Your task is to output the entries below word for word.
** BEGIN DATA EXTRACT **
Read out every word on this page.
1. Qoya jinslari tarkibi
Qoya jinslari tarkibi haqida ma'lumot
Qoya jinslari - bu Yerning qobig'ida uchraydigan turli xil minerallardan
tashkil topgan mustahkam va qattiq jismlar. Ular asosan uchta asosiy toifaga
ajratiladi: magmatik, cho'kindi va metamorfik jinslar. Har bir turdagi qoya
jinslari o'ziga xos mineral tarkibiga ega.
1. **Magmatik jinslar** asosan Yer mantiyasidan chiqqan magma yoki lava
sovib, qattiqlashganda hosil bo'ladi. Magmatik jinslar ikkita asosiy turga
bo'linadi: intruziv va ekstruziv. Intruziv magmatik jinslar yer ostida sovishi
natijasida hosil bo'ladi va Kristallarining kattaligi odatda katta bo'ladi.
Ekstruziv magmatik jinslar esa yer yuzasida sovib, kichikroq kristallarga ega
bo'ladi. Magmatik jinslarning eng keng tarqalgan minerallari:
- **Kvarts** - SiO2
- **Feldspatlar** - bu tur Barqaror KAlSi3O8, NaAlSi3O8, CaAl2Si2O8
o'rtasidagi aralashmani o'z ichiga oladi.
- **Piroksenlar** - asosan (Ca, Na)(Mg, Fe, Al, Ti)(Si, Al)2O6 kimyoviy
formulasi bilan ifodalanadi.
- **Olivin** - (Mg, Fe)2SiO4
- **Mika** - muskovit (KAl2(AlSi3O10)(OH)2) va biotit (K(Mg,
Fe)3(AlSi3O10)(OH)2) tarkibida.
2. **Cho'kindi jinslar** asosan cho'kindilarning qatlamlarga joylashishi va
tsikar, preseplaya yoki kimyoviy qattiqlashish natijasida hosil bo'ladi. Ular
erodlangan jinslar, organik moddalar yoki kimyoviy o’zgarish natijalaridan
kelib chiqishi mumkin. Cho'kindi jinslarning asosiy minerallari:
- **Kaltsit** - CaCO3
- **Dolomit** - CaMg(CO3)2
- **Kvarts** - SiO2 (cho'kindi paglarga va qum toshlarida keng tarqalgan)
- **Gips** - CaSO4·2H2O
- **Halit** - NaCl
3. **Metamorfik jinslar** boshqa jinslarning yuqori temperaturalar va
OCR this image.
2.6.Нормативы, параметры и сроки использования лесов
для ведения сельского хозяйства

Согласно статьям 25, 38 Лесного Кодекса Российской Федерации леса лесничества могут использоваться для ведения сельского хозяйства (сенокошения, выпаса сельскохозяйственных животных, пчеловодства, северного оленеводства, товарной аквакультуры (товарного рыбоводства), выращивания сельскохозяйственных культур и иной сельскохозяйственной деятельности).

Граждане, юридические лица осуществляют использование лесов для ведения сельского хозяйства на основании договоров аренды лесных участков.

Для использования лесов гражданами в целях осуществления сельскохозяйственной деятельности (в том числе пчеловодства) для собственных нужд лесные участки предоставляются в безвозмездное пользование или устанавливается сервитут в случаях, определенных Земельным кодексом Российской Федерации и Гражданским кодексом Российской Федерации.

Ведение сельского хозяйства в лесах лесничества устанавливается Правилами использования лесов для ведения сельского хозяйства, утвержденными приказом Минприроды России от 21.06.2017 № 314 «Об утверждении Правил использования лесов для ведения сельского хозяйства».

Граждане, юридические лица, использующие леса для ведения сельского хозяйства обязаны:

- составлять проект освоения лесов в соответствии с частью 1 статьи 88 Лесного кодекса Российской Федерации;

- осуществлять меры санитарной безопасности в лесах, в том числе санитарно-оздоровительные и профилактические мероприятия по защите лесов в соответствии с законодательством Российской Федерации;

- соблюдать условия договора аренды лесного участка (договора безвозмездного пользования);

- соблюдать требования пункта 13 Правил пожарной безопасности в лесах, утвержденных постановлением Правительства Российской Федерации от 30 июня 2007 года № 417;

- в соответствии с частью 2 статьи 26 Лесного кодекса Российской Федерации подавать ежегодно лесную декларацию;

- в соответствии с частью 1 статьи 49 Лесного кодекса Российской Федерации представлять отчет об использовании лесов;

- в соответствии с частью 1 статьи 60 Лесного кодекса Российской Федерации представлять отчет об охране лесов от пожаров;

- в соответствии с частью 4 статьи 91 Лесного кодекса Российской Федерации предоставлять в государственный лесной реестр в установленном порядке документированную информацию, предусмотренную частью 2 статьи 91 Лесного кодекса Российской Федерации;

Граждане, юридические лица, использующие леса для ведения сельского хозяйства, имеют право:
** END DATA EXTRACT **
### TASK OUTPUT:
Read out every word on this page.
1. Qoya jinslari tarkibi
Qoya jinslari tarkibi haqida ma'lumot
Qoya jinslari - bu Yerning qobig'ida uchraydigan turli xil minerallardan
tashkil topgan mustahkam va qattiq jismlar. Ular asosan uchta asosiy toifaga
ajratiladi: magmatik, cho'kindi va metamorfik jinslar. Har bir turdagi qoya
jinslari o'ziga xos mineral tarkibiga ega.
1. **Magmatik jinslar** asosan Yer mantiyasidan chiqqan magma yoki lava
sovib, qattiqlashganda hosil bo'ladi. Magmatik jinslar ikkita asosiy turga
bo'linadi: intruziv va ekstruziv. Intruziv magmatik jinslar yer ostida sovishi
natijasida hosil bo'ladi va Kristallarining kattaligi odatda katta bo'ladi.
Ekstruziv magmatik jinslar esa yer yuzasida sovib, kichikroq kristallarga ega
bo'ladi. Magmatik jinslarning eng keng tarqalgan minerallari:
- **Kvarts** - SiO2
- **Feldspatlar** - bu tur Barqaror KAlSi3O8, NaAlSi3O8, CaAl2Si2O8
o'rtasidagi aralashmani o'z ichiga oladi.
- **Piroksenlar** - asosan (Ca, Na)(Mg, Fe, Al, Ti)(Si, Al)2O6 kimyoviy
formulasi bilan ifodalanadi.
- **Olivin** - (Mg, Fe)2SiO4
- **Mika** - muskovit (KAl2(AlSi3O10)(OH)2) va biotit (K(Mg,
Fe)3(AlSi3O10)(OH)2) tarkibida.
2. **Cho'kindi jinslar** asosan cho'kindilarning qatlamlarga joylashishi va
tsikar, preseplaya yoki kimyoviy qattiqlashish natijasida hosil bo'ladi. Ular
erodlangan jinslar, organik moddalar yoki kimyoviy o’zgarish natijalaridan
kelib chiqishi mumkin. Cho'kindi jinslarning asosiy minerallari:
- **Kaltsit** - CaCO3
- **Dolomit** - CaMg(CO3)2
- **Kvarts** - SiO2 (cho'kindi paglarga va qum toshlarida keng tarqalgan)
- **Gips** - CaSO4·2H2O
- **Halit** - NaCl
3. **Metamorfik jinslar** boshqa jinslarning yuqori temperaturalar va
OCR this image.
2.6.Нормативы, параметры и сроки использования лесов
для ведения сельского хозяйства

Согласно статьям 25, 38 Лесного Кодекса Российской Федерации леса лесничества могут использоваться для ведения сельского хозяйства (сенокошения, выпаса сельскохозяйственных животных, пчеловодства, северного оленеводства, товарной аквакультуры (товарного рыбоводства), выращивания сельскохозяйственных культур и иной сельскохозяйственной деятельности).

Граждане, юридические лица осуществляют использование лесов для ведения сельского хозяйства на основании договоров аренды лесных участков.

Для использования лесов гражданами в целях осуществления сельскохозяйственной деятельности (в том числе пчеловодства) для собственных нужд лесные участки предоставляются в безвозмездное пользование или устанавливается сервитут в случаях, определенных Земельным кодексом Российской Федерации и Гражданским кодексом Российской Федерации.

Ведение сельского хозяйства в лесах лесничества устанавливается Правилами использования лесов для ведения сельского хозяйства, утвержденными приказом Минприроды России от 21.06.2017 № 314 «Об утверждении Правил использования лесов для ведения сельского хозяйства».

Граждане, юридические лица, использующие леса для ведения сельского хозяйства обязаны:

- составлять проект освоения лесов в соответствии с частью 1 статьи 88 Лесного кодекса Российской Федерации;

- осуществлять меры санитарной безопасности в лесах, в том числе санитарно-оздоровительные и профилактические мероприятия по защите лесов в соответствии с законодательством Российской Федерации;

- соблюдать условия договора аренды лесного участка (договора безвозмездного пользования);

- соблюдать требования пункта 13 Правил пожарной безопасности в лесах, утвержденных постановлением Правительства Российской Федерации от 30 июня 2007 года № 417;

- в соответствии с частью 2 статьи 26 Лесного кодекса Российской Федерации подавать ежегодно лесную декларацию;

- в соответствии с частью 1 статьи 49 Лесного кодекса Российской Федерации представлять отчет об использовании лесов;

- в соответствии с частью 1 статьи 60 Лесного кодекса Российской Федерации представлять отчет об охране лесов от пожаров;

- в соответствии с частью 4 статьи 91 Лесного кодекса Российской Федерации предоставлять в государственный лесной реестр в установленном порядке документированную информацию, предусмотренную частью 2 статьи 91 Лесного кодекса Российской Федерации;

Граждане, юридические лица, использующие леса для ведения сельского хозяйства, имеют право:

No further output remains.